__GIVEN INSTRUCTION__.
Collect each line of the entries below that contains the word "Planta", and copy those lines in full.

===

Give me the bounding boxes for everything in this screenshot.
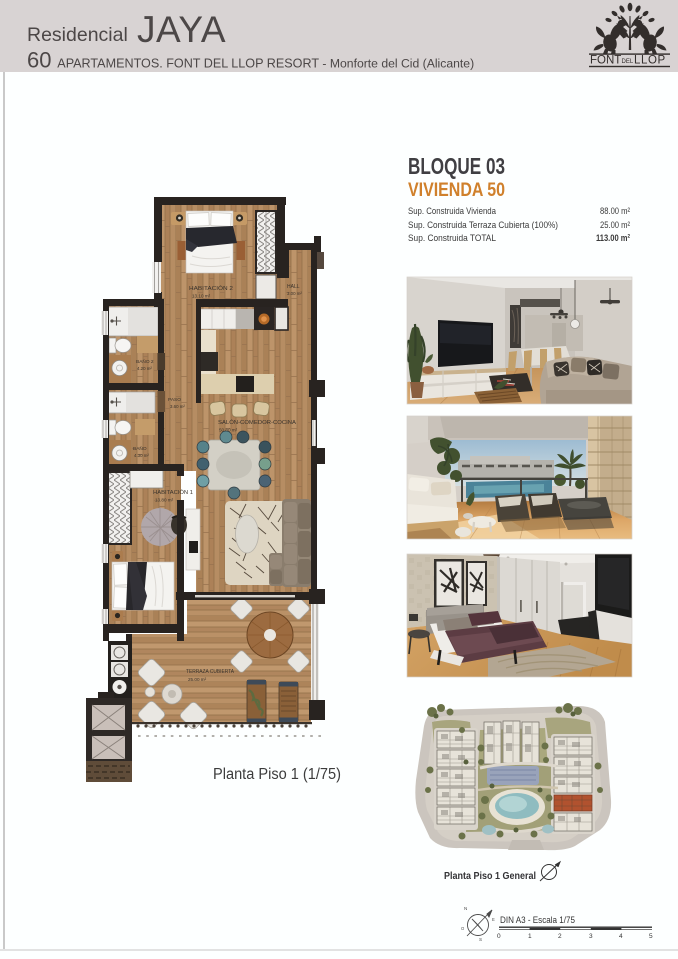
svg-text:TERRAZA CUBIERTA: TERRAZA CUBIERTA [186, 669, 234, 675]
svg-text:Planta Piso 1 General: Planta Piso 1 General [444, 870, 536, 882]
svg-text:3.60 m²: 3.60 m² [170, 404, 185, 409]
svg-text:Planta Piso 1 (1/75): Planta Piso 1 (1/75) [213, 766, 341, 783]
svg-text:Sup. Construida Terraza Cubier: Sup. Construida Terraza Cubierta (100%) [408, 220, 558, 230]
svg-text:3.00 m²: 3.00 m² [287, 291, 302, 296]
svg-text:Sup. Construida Vivienda: Sup. Construida Vivienda [408, 206, 497, 216]
svg-text:S: S [479, 937, 482, 942]
svg-text:LLOP: LLOP [634, 55, 666, 67]
svg-text:BAÑO 2: BAÑO 2 [136, 358, 154, 365]
svg-text:HABITACIÓN 1: HABITACIÓN 1 [153, 489, 193, 496]
svg-text:2: 2 [558, 933, 562, 940]
svg-text:1: 1 [528, 933, 532, 940]
svg-text:4: 4 [619, 933, 623, 940]
svg-text:SALÓN-COMEDOR-COCINA: SALÓN-COMEDOR-COCINA [218, 419, 297, 426]
svg-text:25.00 m²: 25.00 m² [188, 677, 207, 682]
svg-text:3: 3 [589, 933, 593, 940]
svg-text:PASO: PASO [168, 397, 181, 403]
svg-text:BLOQUE 03: BLOQUE 03 [408, 153, 505, 179]
svg-text:0: 0 [497, 933, 501, 940]
svg-text:25.00 m²: 25.00 m² [600, 220, 630, 230]
svg-text:DEL: DEL [622, 59, 634, 65]
svg-text:13.80 m²: 13.80 m² [155, 498, 174, 503]
svg-text:HALL: HALL [287, 284, 300, 290]
svg-text:BAÑO: BAÑO [133, 445, 147, 452]
svg-text:Residencial: Residencial [27, 24, 128, 46]
svg-text:FONT: FONT [590, 55, 621, 67]
svg-text:N: N [464, 906, 467, 911]
svg-text:DIN A3 - Escala 1/75: DIN A3 - Escala 1/75 [500, 915, 575, 925]
svg-text:113.00 m²: 113.00 m² [596, 233, 630, 243]
svg-text:Sup. Construida TOTAL: Sup. Construida TOTAL [408, 233, 496, 243]
svg-text:88.00 m²: 88.00 m² [600, 206, 630, 216]
svg-text:JAYA: JAYA [137, 9, 226, 50]
svg-text:VIVIENDA 50: VIVIENDA 50 [408, 180, 505, 201]
svg-text:HABITACIÓN 2: HABITACIÓN 2 [189, 285, 233, 292]
svg-text:4.20 m²: 4.20 m² [137, 366, 152, 371]
svg-text:13.10 m²: 13.10 m² [192, 294, 211, 299]
svg-text:4.30 m²: 4.30 m² [134, 453, 149, 458]
svg-text:E: E [492, 917, 495, 922]
svg-text:5: 5 [649, 933, 653, 940]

===

__ANSWER TO THIS TASK__.
svg-text:Planta Piso 1 General: Planta Piso 1 General [444, 870, 536, 882]
svg-text:Planta Piso 1 (1/75): Planta Piso 1 (1/75) [213, 766, 341, 783]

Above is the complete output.